» Tekst do przeczytania
Sielpia Wielka położona przy drodze z Kielc do Końskich kojarzona jest głównie ze znajdującym się tu kąpieliskiem. Jej innym atutem jest Muzeum Staropolskiego Zagłębia Przemysłowego, mieści się ono w halach walcowni i pudlingarni. Znajdziemy w nim XIX tokarki, strugarki, wiertarki promieniowe, prasy, obrabiarki oraz unikatowe koło wodne o średnicy 9m. Na dziedzińcu muzeum można obejrzeć kilka ciekawych parowych maszyn drogowych.



W poprzednich latach drugi dzień Kuźnic Koneckich odbywał się właśnie na placu przed muzeum i moim zdaniem dodawało to uroku Kuźnicom. W tym roku jednak drugi dzień obchodów przeniesiono do parku w Końskich.


Koło wodne w trakcie pracy, Kuźnice Koneckie 2008

Muzeum otwarte jest od wtorku do niedzieli w następujących godzinach:
9:00-12:00; 13:00-17:00
W dni świąt urzędowych zamknięte.
Bilety w cenie: 5 zł (normalny) i 2,50 zł (ulgowy)

Sprawdź na mapie

środa, 29 lipca 2009

Kuźnice Koneckie w Maleńcu

Maleniec to niewielka wieś położona w naszym województwie, w powiecie koneckim, w gminie Ruda Maleniecka. Przez wieś przepływa rzeka Czarna
W Maleńcu znajduje się zabytkowy zespół walcowni i gwoździarni, wybudowany pod koniec XVIII w i działający nieprzerwanie do 1961 r.
Zakład Hutniczy można zwiedzać przez cały rok,od poniedziałku do niedzieli w godz. 7.00-18.00. Bilety wstępu kosztują 5 zł (normalny) i 3 zł (ulgowy).
Najodpowiedniejszym momentem na wizytę w Maleńcu są Kuźnice Koneckie. Jest to impreza cykliczna odbywająca się w lipcu, trwająca dwa dni (sobota i niedziela) i właśnie w sobotę główne obchody mają miejsce w Maleńcu. Wstęp do muzeum jest w tym dniu bezpłatny.
W tym roku tłem historycznym 10 jubileuszowych Kuźnic Koneckich były czasy potopu szwedzkiego oraz powrót króla Jana Kazimierza do kraju. Można było zobaczyć pokazy przygotowane przez grupy inscenizacyjne z rożnych zakątków Polski (w tym z Kielc) i Europy.

Jak dotrzeć do Maleńca?
Z Kielc kierujemy się drogą nr 74 w stronę Piotrkowa Trybunalskiego, przy skrzyżowaniu z drogą 42 skręcamy w lewo. Po minięciu miejscowości Wyszyna Rudzka skręcamy w prawo i jadąc prosto dojedziemy do Maleńca. W czasie Kuźnic Koneckich zorganizowane są dodatkowe parkingi.

» Przedstawione informacje
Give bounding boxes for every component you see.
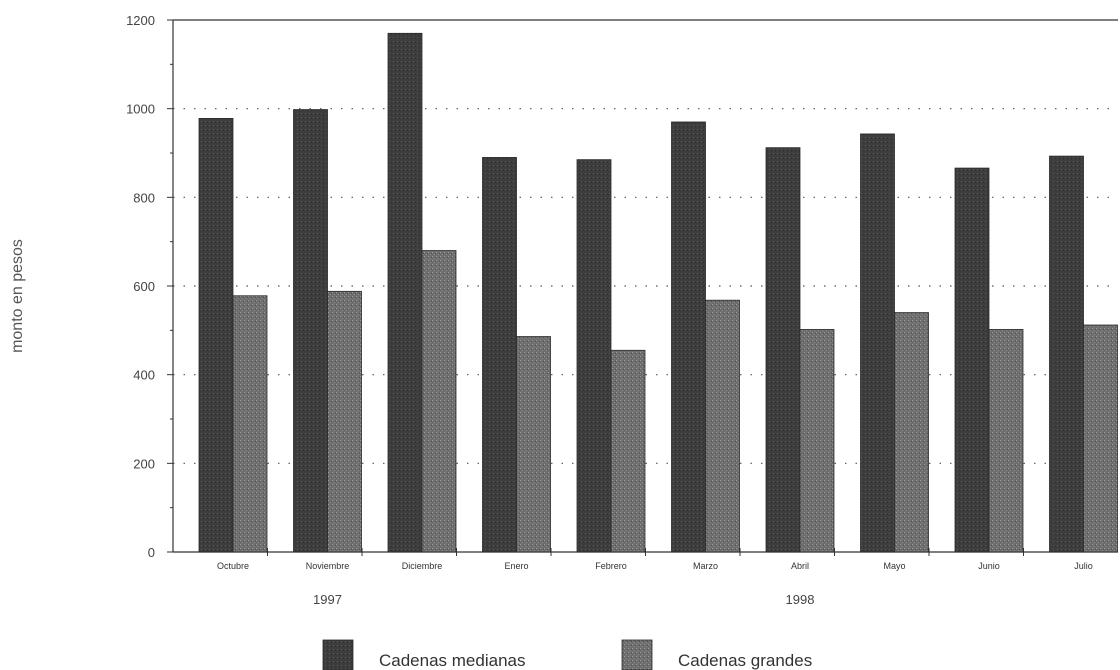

» Do wykonania
A - Do którego roku, według tekstu do przeczytania, działał nieprzerwanie zespół walcowni i gwoździarni w Maleńcu?
B - Przepisz fragment tekstu do przeczytania, który otwierają słowa „Sielpia Wielka położona”, a zamykają słowa „świąt urzędowych zamknięte.”, zastępując w nim „kąpieliskiem” wyrazem „zalewem”.

» Odpowiedzi do zadań
A - Do 1961 roku.

B -
Sielpia Wielka położona przy drodze z Kielc do Końskich kojarzona jest głównie ze znajdującym się tu zalewem. Jej innym atutem jest Muzeum Staropolskiego Zagłębia Przemysłowego, mieści się ono w halach walcowni i pudlingarni. Znajdziemy w nim XIX tokarki, strugarki, wiertarki promieniowe, prasy, obrabiarki oraz unikatowe koło wodne o średnicy 9m. Na dziedzińcu muzeum można obejrzeć kilka ciekawych parowych maszyn drogowych.



W poprzednich latach drugi dzień Kuźnic Koneckich odbywał się właśnie na placu przed muzeum i moim zdaniem dodawało to uroku Kuźnicom. W tym roku jednak drugi dzień obchodów przeniesiono do parku w Końskich.


Koło wodne w trakcie pracy, Kuźnice Koneckie 2008

Muzeum otwarte jest od wtorku do niedzieli w następujących godzinach:
9:00-12:00; 13:00-17:00
W dni świąt urzędowych zamknięte.